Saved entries
%%

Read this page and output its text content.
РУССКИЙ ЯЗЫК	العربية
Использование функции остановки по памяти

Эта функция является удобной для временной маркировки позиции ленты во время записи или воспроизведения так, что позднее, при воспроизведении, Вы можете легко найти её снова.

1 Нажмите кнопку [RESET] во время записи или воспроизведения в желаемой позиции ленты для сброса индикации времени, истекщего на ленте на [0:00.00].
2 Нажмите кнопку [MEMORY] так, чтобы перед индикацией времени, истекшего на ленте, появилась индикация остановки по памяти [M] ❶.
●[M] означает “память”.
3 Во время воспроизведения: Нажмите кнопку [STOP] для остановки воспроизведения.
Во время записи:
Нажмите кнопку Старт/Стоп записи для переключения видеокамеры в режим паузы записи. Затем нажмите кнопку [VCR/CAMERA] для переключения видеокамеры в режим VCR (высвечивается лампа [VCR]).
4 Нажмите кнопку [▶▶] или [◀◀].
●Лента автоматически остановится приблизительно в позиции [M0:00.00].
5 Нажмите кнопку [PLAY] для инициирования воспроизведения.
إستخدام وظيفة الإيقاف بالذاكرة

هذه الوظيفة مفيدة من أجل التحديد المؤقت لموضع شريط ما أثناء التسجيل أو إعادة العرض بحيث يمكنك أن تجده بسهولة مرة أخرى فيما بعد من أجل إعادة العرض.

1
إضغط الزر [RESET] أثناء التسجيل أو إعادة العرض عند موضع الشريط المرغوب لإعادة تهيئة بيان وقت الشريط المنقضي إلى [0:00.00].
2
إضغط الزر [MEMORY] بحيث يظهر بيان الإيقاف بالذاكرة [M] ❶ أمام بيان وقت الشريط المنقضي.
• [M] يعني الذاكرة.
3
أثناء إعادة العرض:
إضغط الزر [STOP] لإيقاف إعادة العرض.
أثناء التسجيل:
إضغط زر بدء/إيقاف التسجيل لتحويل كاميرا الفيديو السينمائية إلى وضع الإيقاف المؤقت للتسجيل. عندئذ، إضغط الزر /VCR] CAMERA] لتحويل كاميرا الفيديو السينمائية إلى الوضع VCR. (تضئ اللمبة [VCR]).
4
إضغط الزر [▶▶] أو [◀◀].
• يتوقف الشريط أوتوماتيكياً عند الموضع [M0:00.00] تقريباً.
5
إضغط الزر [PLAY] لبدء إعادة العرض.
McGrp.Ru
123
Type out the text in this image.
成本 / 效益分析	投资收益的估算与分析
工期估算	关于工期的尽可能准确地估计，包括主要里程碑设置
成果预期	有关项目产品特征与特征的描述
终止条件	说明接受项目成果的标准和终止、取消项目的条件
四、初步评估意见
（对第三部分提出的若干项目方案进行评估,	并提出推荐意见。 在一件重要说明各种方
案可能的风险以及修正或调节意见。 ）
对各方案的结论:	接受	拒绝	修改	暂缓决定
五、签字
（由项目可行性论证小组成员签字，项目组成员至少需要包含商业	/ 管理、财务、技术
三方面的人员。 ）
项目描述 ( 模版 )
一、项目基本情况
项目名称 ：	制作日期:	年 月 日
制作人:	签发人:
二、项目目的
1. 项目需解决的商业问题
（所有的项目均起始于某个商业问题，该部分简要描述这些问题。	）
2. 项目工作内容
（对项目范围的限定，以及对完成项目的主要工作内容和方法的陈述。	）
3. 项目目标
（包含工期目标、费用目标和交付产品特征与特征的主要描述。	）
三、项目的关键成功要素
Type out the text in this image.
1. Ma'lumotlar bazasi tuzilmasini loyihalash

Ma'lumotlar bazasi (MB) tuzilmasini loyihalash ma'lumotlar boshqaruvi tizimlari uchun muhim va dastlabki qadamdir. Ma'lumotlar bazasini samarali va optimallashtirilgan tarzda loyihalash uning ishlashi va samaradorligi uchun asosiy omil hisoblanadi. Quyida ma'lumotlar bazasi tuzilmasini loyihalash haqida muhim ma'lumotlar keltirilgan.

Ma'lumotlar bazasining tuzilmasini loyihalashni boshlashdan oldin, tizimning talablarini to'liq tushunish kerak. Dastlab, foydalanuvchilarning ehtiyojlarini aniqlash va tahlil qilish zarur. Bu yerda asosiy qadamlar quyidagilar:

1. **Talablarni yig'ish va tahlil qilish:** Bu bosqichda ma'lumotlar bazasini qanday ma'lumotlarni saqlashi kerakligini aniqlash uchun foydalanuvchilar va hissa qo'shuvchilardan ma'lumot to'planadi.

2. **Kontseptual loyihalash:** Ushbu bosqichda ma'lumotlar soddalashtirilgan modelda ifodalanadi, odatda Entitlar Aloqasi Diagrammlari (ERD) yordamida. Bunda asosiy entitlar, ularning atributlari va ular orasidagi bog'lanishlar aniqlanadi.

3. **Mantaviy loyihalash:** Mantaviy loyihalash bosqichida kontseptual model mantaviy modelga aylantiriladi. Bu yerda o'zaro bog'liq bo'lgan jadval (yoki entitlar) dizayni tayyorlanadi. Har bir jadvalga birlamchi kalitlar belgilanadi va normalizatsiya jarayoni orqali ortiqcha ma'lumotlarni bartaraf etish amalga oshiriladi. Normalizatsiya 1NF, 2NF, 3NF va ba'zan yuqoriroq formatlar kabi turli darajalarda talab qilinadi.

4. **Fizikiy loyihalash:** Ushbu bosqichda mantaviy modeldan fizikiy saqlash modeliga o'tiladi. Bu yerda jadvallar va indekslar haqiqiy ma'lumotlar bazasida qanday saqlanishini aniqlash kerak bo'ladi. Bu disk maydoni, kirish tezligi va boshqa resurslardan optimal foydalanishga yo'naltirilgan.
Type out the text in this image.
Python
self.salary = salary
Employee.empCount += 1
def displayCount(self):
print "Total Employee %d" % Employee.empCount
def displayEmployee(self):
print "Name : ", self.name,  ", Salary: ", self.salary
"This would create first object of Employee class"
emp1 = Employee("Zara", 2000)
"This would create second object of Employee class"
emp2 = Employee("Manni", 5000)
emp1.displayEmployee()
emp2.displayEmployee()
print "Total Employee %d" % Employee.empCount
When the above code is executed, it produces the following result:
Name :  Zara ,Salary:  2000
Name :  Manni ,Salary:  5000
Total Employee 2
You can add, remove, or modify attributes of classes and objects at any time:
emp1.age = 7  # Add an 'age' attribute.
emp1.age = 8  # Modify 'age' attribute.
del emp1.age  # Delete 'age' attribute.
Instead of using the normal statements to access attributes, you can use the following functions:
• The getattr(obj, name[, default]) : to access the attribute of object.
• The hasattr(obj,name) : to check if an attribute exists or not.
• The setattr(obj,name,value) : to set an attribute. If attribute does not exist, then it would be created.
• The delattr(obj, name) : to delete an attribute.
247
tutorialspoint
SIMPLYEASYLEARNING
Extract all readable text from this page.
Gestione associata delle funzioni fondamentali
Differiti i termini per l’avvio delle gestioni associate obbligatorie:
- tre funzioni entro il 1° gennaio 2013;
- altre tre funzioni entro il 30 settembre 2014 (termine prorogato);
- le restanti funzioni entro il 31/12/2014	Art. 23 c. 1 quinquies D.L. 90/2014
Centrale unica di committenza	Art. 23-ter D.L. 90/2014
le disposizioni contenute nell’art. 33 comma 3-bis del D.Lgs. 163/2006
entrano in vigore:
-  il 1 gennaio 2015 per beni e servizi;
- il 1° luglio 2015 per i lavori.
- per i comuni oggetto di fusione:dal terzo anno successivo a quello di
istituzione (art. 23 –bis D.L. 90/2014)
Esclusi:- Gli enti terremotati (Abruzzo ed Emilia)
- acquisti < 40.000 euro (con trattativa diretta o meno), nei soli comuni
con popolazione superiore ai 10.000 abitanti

%%

BRIEF – Go through the listing above and pull out each line containing the word "page".

RESPONSE TO THIS EXERCISE –
Read this page and output its text content.
Extract all readable text from this page.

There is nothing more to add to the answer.